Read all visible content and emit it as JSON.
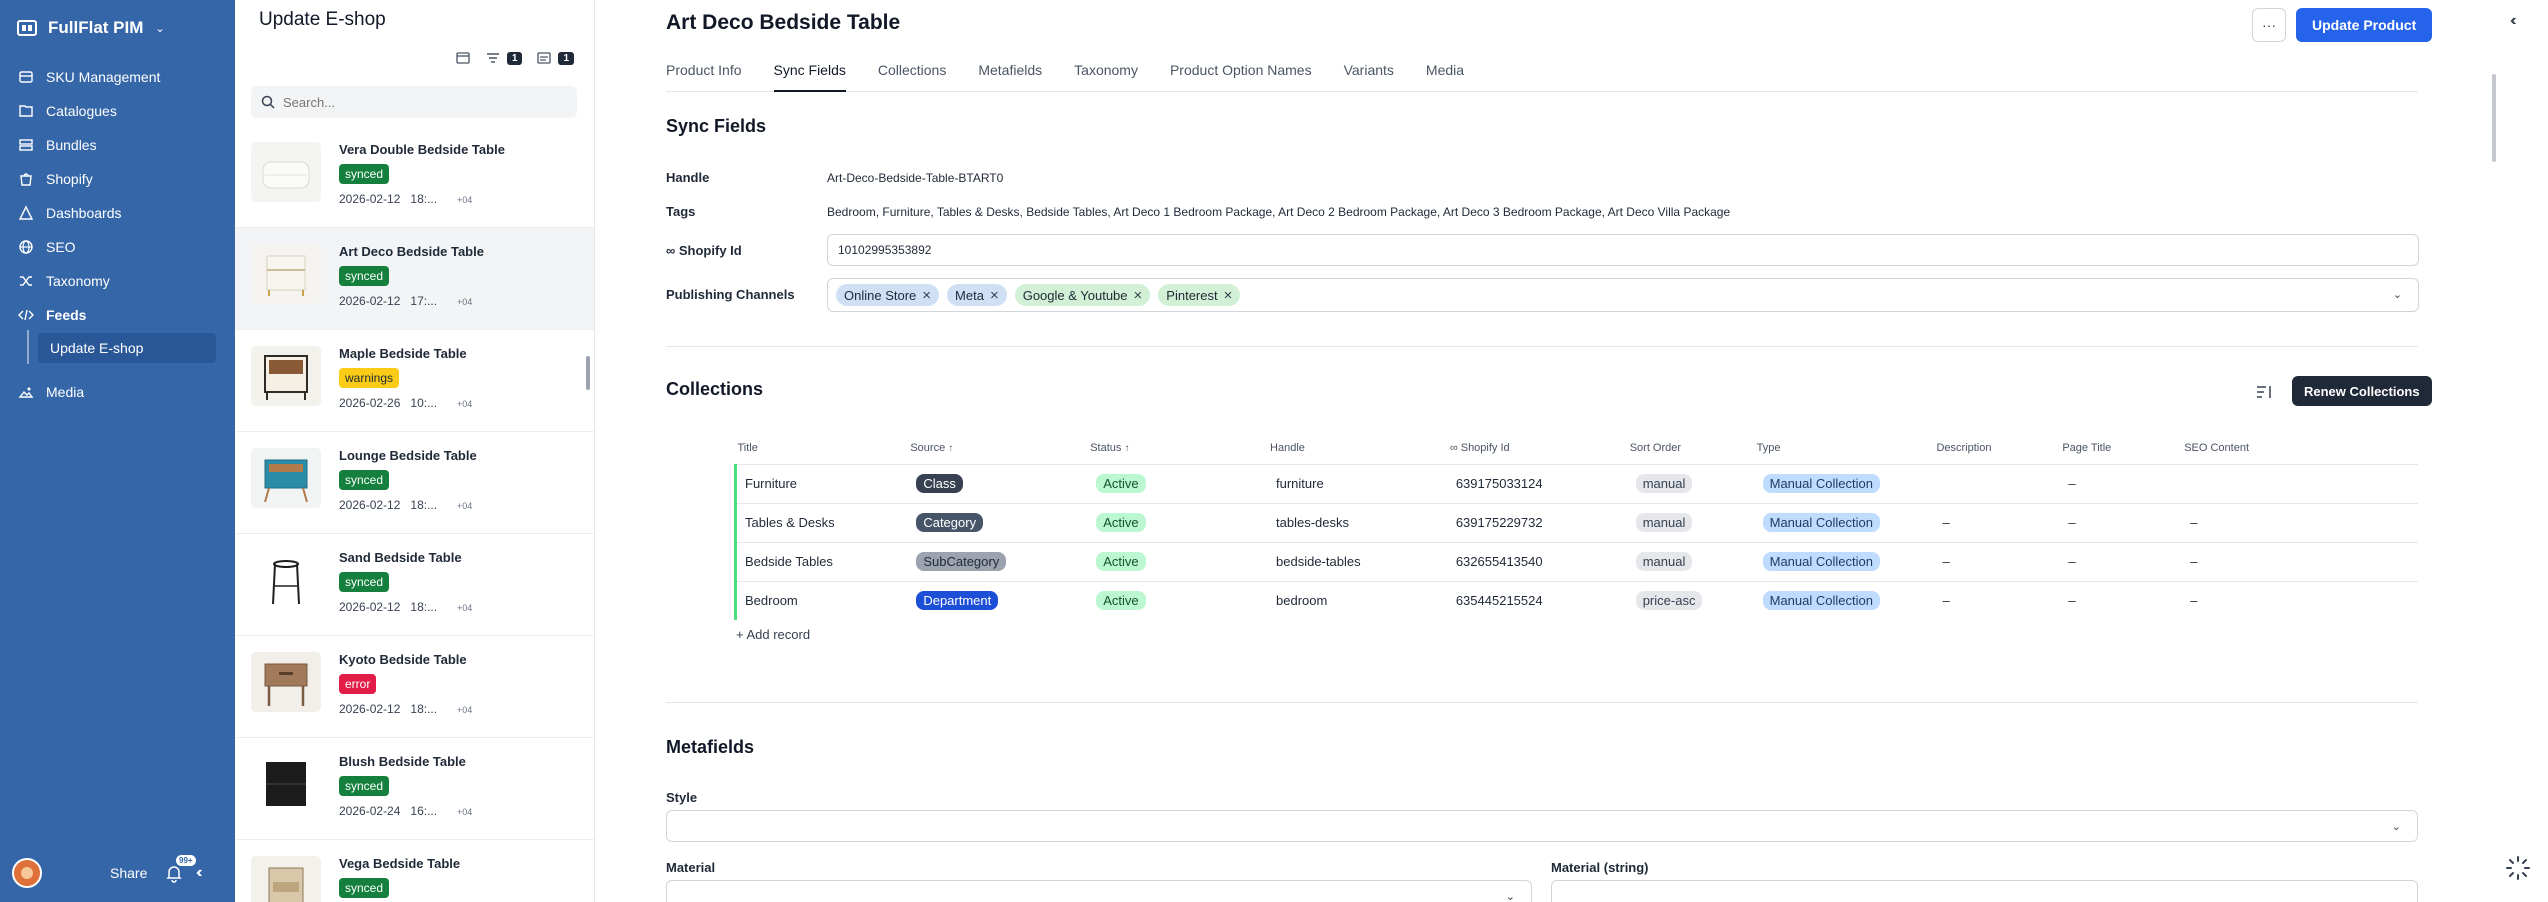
{
  "sidebar": {
    "brand": "FullFlat PIM",
    "items": [
      {
        "label": "SKU Management",
        "icon": "box-icon"
      },
      {
        "label": "Catalogues",
        "icon": "book-icon"
      },
      {
        "label": "Bundles",
        "icon": "stack-icon"
      },
      {
        "label": "Shopify",
        "icon": "bag-icon"
      },
      {
        "label": "Dashboards",
        "icon": "dashboard-icon"
      },
      {
        "label": "SEO",
        "icon": "globe-icon"
      },
      {
        "label": "Taxonomy",
        "icon": "shuffle-icon"
      },
      {
        "label": "Feeds",
        "icon": "code-icon"
      },
      {
        "label": "Media",
        "icon": "image-icon"
      }
    ],
    "sub_item": "Update E-shop",
    "share": "Share",
    "notif_badge": "99+"
  },
  "list": {
    "title": "Update E-shop",
    "filter_count": "1",
    "group_count": "1",
    "search_placeholder": "Search...",
    "products": [
      {
        "name": "Vera Double Bedside Table",
        "status": "synced",
        "date": "2026-02-12",
        "time": "18:...",
        "tz": "+04"
      },
      {
        "name": "Art Deco Bedside Table",
        "status": "synced",
        "date": "2026-02-12",
        "time": "17:...",
        "tz": "+04"
      },
      {
        "name": "Maple Bedside Table",
        "status": "warnings",
        "date": "2026-02-26",
        "time": "10:...",
        "tz": "+04"
      },
      {
        "name": "Lounge Bedside Table",
        "status": "synced",
        "date": "2026-02-12",
        "time": "18:...",
        "tz": "+04"
      },
      {
        "name": "Sand Bedside Table",
        "status": "synced",
        "date": "2026-02-12",
        "time": "18:...",
        "tz": "+04"
      },
      {
        "name": "Kyoto Bedside Table",
        "status": "error",
        "date": "2026-02-12",
        "time": "18:...",
        "tz": "+04"
      },
      {
        "name": "Blush Bedside Table",
        "status": "synced",
        "date": "2026-02-24",
        "time": "16:...",
        "tz": "+04"
      },
      {
        "name": "Vega Bedside Table",
        "status": "synced",
        "date": "",
        "time": "",
        "tz": ""
      }
    ]
  },
  "main": {
    "title": "Art Deco Bedside Table",
    "more_label": "···",
    "update_label": "Update Product",
    "tabs": [
      "Product Info",
      "Sync Fields",
      "Collections",
      "Metafields",
      "Taxonomy",
      "Product Option Names",
      "Variants",
      "Media"
    ],
    "sync": {
      "title": "Sync Fields",
      "handle_label": "Handle",
      "handle_value": "Art-Deco-Bedside-Table-BTART0",
      "tags_label": "Tags",
      "tags_value": "Bedroom, Furniture, Tables & Desks, Bedside Tables, Art Deco 1 Bedroom Package, Art Deco 2 Bedroom Package, Art Deco 3 Bedroom Package, Art Deco Villa Package",
      "shopify_label": "∞ Shopify Id",
      "shopify_value": "10102995353892",
      "channels_label": "Publishing Channels",
      "channels": [
        {
          "name": "Online Store",
          "color": "blue"
        },
        {
          "name": "Meta",
          "color": "blue"
        },
        {
          "name": "Google & Youtube",
          "color": "green"
        },
        {
          "name": "Pinterest",
          "color": "green"
        }
      ]
    },
    "collections": {
      "title": "Collections",
      "renew_label": "Renew Collections",
      "headers": [
        "Title",
        "Source",
        "Status",
        "Handle",
        "∞ Shopify Id",
        "Sort Order",
        "Type",
        "Description",
        "Page Title",
        "SEO Content"
      ],
      "rows": [
        {
          "title": "Furniture",
          "source": "Class",
          "status": "Active",
          "handle": "furniture",
          "shopify_id": "639175033124",
          "sort": "manual",
          "type": "Manual Collection",
          "desc": "",
          "page_title": "–",
          "seo": ""
        },
        {
          "title": "Tables & Desks",
          "source": "Category",
          "status": "Active",
          "handle": "tables-desks",
          "shopify_id": "639175229732",
          "sort": "manual",
          "type": "Manual Collection",
          "desc": "–",
          "page_title": "–",
          "seo": "–"
        },
        {
          "title": "Bedside Tables",
          "source": "SubCategory",
          "status": "Active",
          "handle": "bedside-tables",
          "shopify_id": "632655413540",
          "sort": "manual",
          "type": "Manual Collection",
          "desc": "–",
          "page_title": "–",
          "seo": "–"
        },
        {
          "title": "Bedroom",
          "source": "Department",
          "status": "Active",
          "handle": "bedroom",
          "shopify_id": "635445215524",
          "sort": "price-asc",
          "type": "Manual Collection",
          "desc": "–",
          "page_title": "–",
          "seo": "–"
        }
      ],
      "add_record": "+ Add record"
    },
    "metafields": {
      "title": "Metafields",
      "style_label": "Style",
      "material_label": "Material",
      "material_string_label": "Material (string)"
    }
  }
}
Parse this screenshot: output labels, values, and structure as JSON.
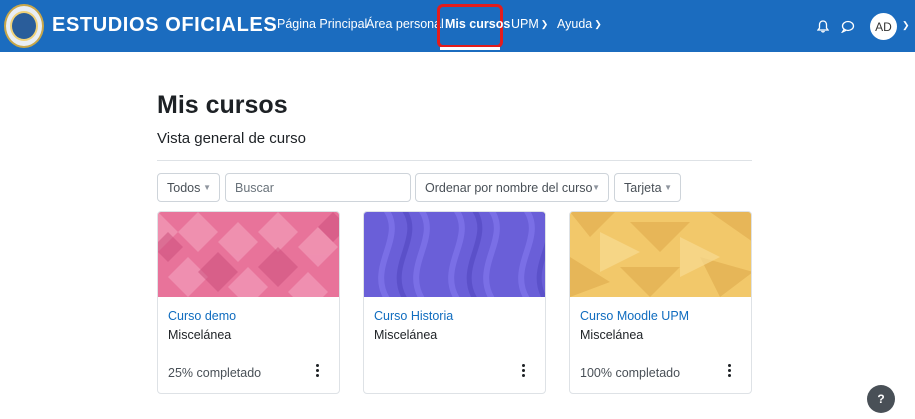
{
  "header": {
    "brand": "ESTUDIOS OFICIALES",
    "nav": [
      {
        "label": "Página Principal"
      },
      {
        "label": "Área personal"
      },
      {
        "label": "Mis cursos"
      },
      {
        "label": "UPM"
      },
      {
        "label": "Ayuda"
      }
    ],
    "avatar_initials": "AD",
    "icons": [
      "bell-icon",
      "chat-icon",
      "chevron-down-icon"
    ],
    "bar_color": "#1b6cbf",
    "highlight_color": "#e31c1c"
  },
  "main": {
    "title": "Mis cursos",
    "subtitle": "Vista general de curso",
    "filters": {
      "grouping": "Todos",
      "search_placeholder": "Buscar",
      "sort": "Ordenar por nombre del curso",
      "view": "Tarjeta"
    },
    "courses": [
      {
        "name": "Curso demo",
        "category": "Miscelánea",
        "progress_text": "25% completado",
        "progress": 25,
        "image_color": "#e8739a"
      },
      {
        "name": "Curso Historia",
        "category": "Miscelánea",
        "progress_text": "",
        "progress": null,
        "image_color": "#6a5fd8"
      },
      {
        "name": "Curso Moodle UPM",
        "category": "Miscelánea",
        "progress_text": "100% completado",
        "progress": 100,
        "image_color": "#f2c86a"
      }
    ]
  },
  "help_button": "?"
}
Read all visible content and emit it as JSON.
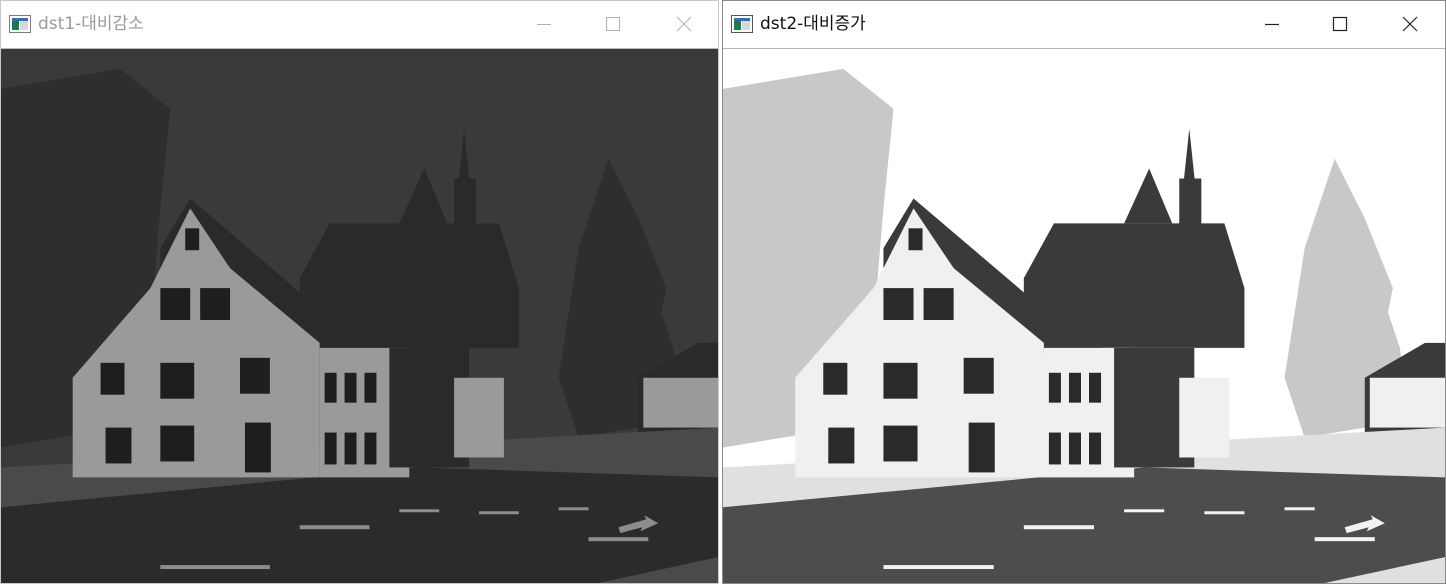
{
  "windows": [
    {
      "title": "dst1-대비감소",
      "active": false,
      "image_icon": "photo-icon",
      "image_tone": "reduced-contrast"
    },
    {
      "title": "dst2-대비증가",
      "active": true,
      "image_icon": "photo-icon",
      "image_tone": "increased-contrast"
    }
  ],
  "controls": {
    "minimize": "minimize-icon",
    "maximize": "maximize-icon",
    "close": "close-icon"
  },
  "colors": {
    "dst1": {
      "sky": "#3a3a3a",
      "house": "#9a9a9a",
      "roof": "#2a2a2a",
      "trees": "#2e2e2e",
      "road": "#2b2b2b",
      "ground": "#4a4a4a",
      "window": "#1e1e1e",
      "marking": "#8c8c8c"
    },
    "dst2": {
      "sky": "#ffffff",
      "house": "#f0f0f0",
      "roof": "#3a3a3a",
      "trees": "#c8c8c8",
      "road": "#4d4d4d",
      "ground": "#e0e0e0",
      "window": "#2a2a2a",
      "marking": "#f2f2f2"
    }
  }
}
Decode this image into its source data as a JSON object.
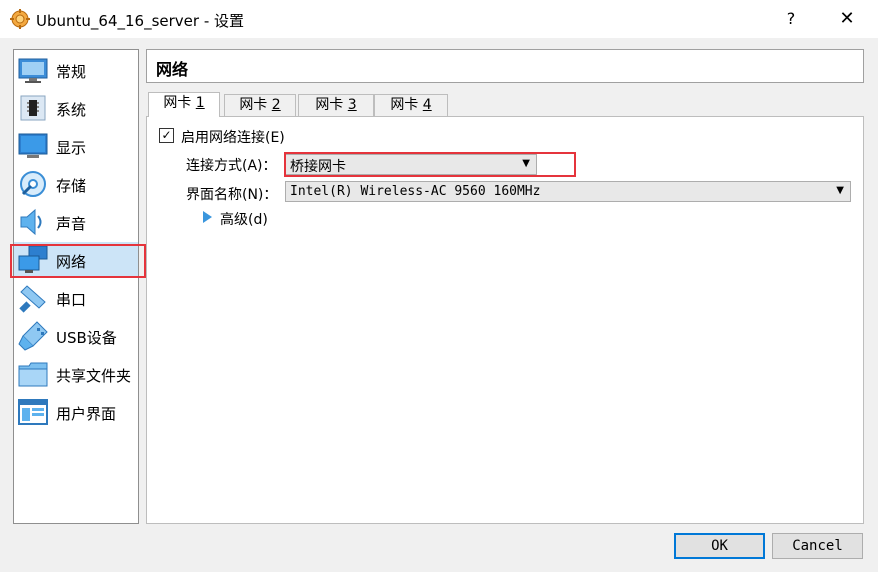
{
  "window": {
    "title": "Ubuntu_64_16_server - 设置",
    "help_label": "?",
    "close_label": "✕"
  },
  "sidebar": {
    "items": [
      {
        "label": "常规",
        "icon": "general-icon"
      },
      {
        "label": "系统",
        "icon": "system-icon"
      },
      {
        "label": "显示",
        "icon": "display-icon"
      },
      {
        "label": "存储",
        "icon": "storage-icon"
      },
      {
        "label": "声音",
        "icon": "audio-icon"
      },
      {
        "label": "网络",
        "icon": "network-icon",
        "selected": true
      },
      {
        "label": "串口",
        "icon": "serial-port-icon"
      },
      {
        "label": "USB设备",
        "icon": "usb-icon"
      },
      {
        "label": "共享文件夹",
        "icon": "shared-folder-icon"
      },
      {
        "label": "用户界面",
        "icon": "user-interface-icon"
      }
    ]
  },
  "page": {
    "title": "网络"
  },
  "tabs": [
    {
      "prefix": "网卡 ",
      "num": "1",
      "active": true
    },
    {
      "prefix": "网卡 ",
      "num": "2"
    },
    {
      "prefix": "网卡 ",
      "num": "3"
    },
    {
      "prefix": "网卡 ",
      "num": "4"
    }
  ],
  "adapter": {
    "enable_checked": true,
    "enable_label": "启用网络连接(E)",
    "attached_label": "连接方式(A)：",
    "attached_value": "桥接网卡",
    "name_label": "界面名称(N)：",
    "name_value": "Intel(R) Wireless-AC 9560 160MHz",
    "advanced_label": "高级(d)"
  },
  "buttons": {
    "ok": "OK",
    "cancel": "Cancel"
  },
  "colors": {
    "highlight_outline": "#e5343c",
    "selection_bg": "#cce4f7",
    "accent": "#0078d7"
  }
}
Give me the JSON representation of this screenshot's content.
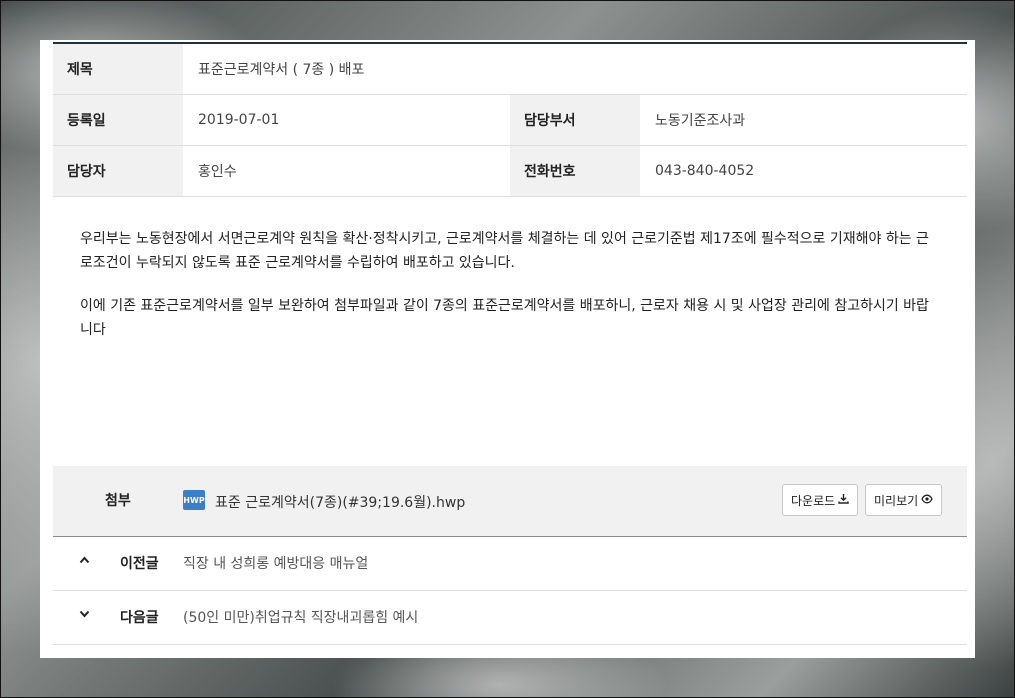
++++++++++++++++++++
● Task directions
Copy down every line of the entries containing the word "JSON".

● Result of the task
Read all visible content and emit it as JSON.
Parse this screenshot: output labels, values, and structure as JSON.
Read all visible content and emit it as JSON.
Decode this image into its source data as a JSON object.
Give me the JSON representation of this screenshot's content.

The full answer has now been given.